**Task requirements**
Every line below should be copied exactly; drop the pictures.

**Records to process**
►
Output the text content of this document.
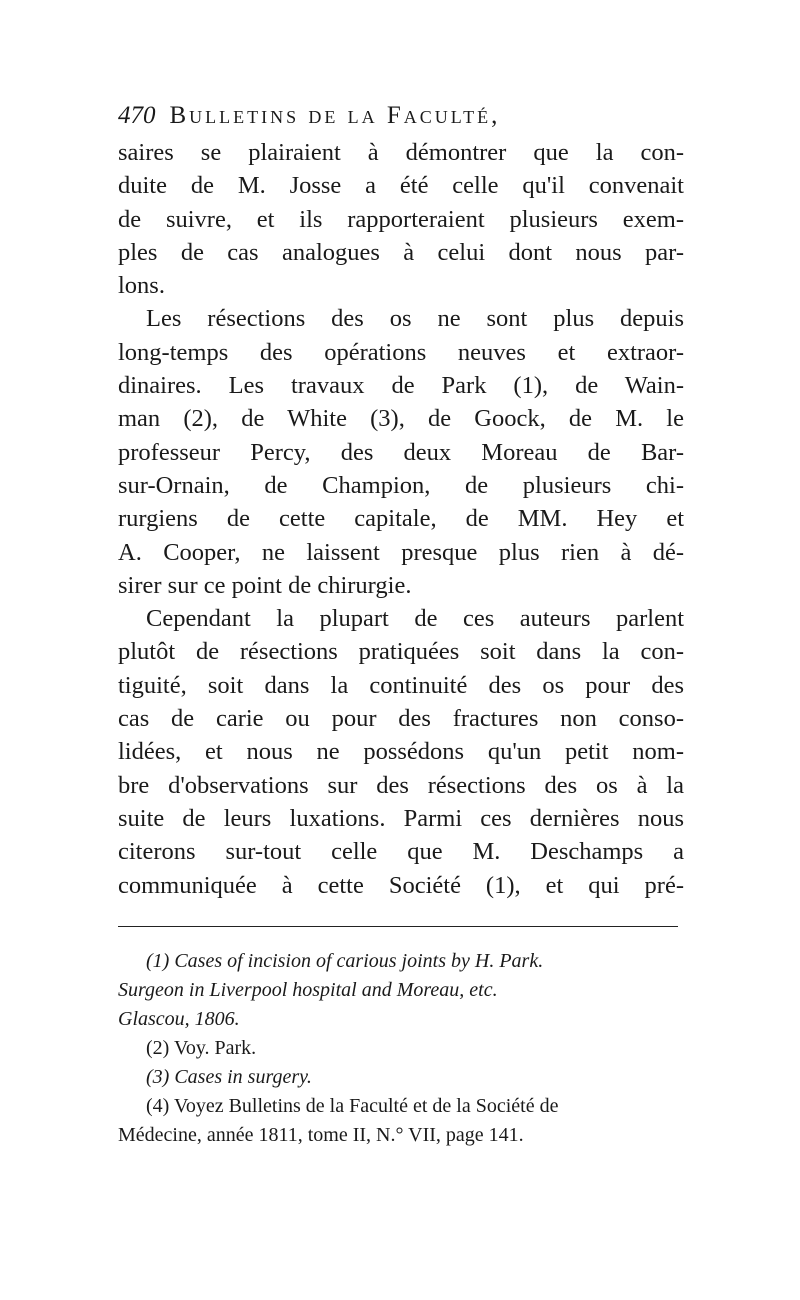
470 Bulletins de la Faculté,
saires se plairaient à démontrer que la con-
duite de M. Josse a été celle qu'il convenait
de suivre, et ils rapporteraient plusieurs exem-
ples de cas analogues à celui dont nous par-
lons.
Les résections des os ne sont plus depuis
long-temps des opérations neuves et extraor-
dinaires. Les travaux de Park (1), de Wain-
man (2), de White (3), de Goock, de M. le
professeur Percy, des deux Moreau de Bar-
sur-Ornain, de Champion, de plusieurs chi-
rurgiens de cette capitale, de MM. Hey et
A. Cooper, ne laissent presque plus rien à dé-
sirer sur ce point de chirurgie.
Cependant la plupart de ces auteurs parlent
plutôt de résections pratiquées soit dans la con-
tiguité, soit dans la continuité des os pour des
cas de carie ou pour des fractures non conso-
lidées, et nous ne possédons qu'un petit nom-
bre d'observations sur des résections des os à la
suite de leurs luxations. Parmi ces dernières nous
citerons sur-tout celle que M. Deschamps a
communiquée à cette Société (1), et qui pré-
(1) Cases of incision of carious joints by H. Park.
Surgeon in Liverpool hospital and Moreau, etc.
Glascou, 1806.
(2) Voy. Park.
(3) Cases in surgery.
(4) Voyez Bulletins de la Faculté et de la Société de
Médecine, année 1811, tome II, N.° VII, page 141.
◄
**Response to this task**
Output the text content of this document.
470 Bulletins de la Faculté,
saires se plairaient à démontrer que la con-
duite de M. Josse a été celle qu'il convenait
de suivre, et ils rapporteraient plusieurs exem-
ples de cas analogues à celui dont nous par-
lons.
Les résections des os ne sont plus depuis
long-temps des opérations neuves et extraor-
dinaires. Les travaux de Park (1), de Wain-
man (2), de White (3), de Goock, de M. le
professeur Percy, des deux Moreau de Bar-
sur-Ornain, de Champion, de plusieurs chi-
rurgiens de cette capitale, de MM. Hey et
A. Cooper, ne laissent presque plus rien à dé-
sirer sur ce point de chirurgie.
Cependant la plupart de ces auteurs parlent
plutôt de résections pratiquées soit dans la con-
tiguité, soit dans la continuité des os pour des
cas de carie ou pour des fractures non conso-
lidées, et nous ne possédons qu'un petit nom-
bre d'observations sur des résections des os à la
suite de leurs luxations. Parmi ces dernières nous
citerons sur-tout celle que M. Deschamps a
communiquée à cette Société (1), et qui pré-
(1) Cases of incision of carious joints by H. Park.
Surgeon in Liverpool hospital and Moreau, etc.
Glascou, 1806.
(2) Voy. Park.
(3) Cases in surgery.
(4) Voyez Bulletins de la Faculté et de la Société de
Médecine, année 1811, tome II, N.° VII, page 141.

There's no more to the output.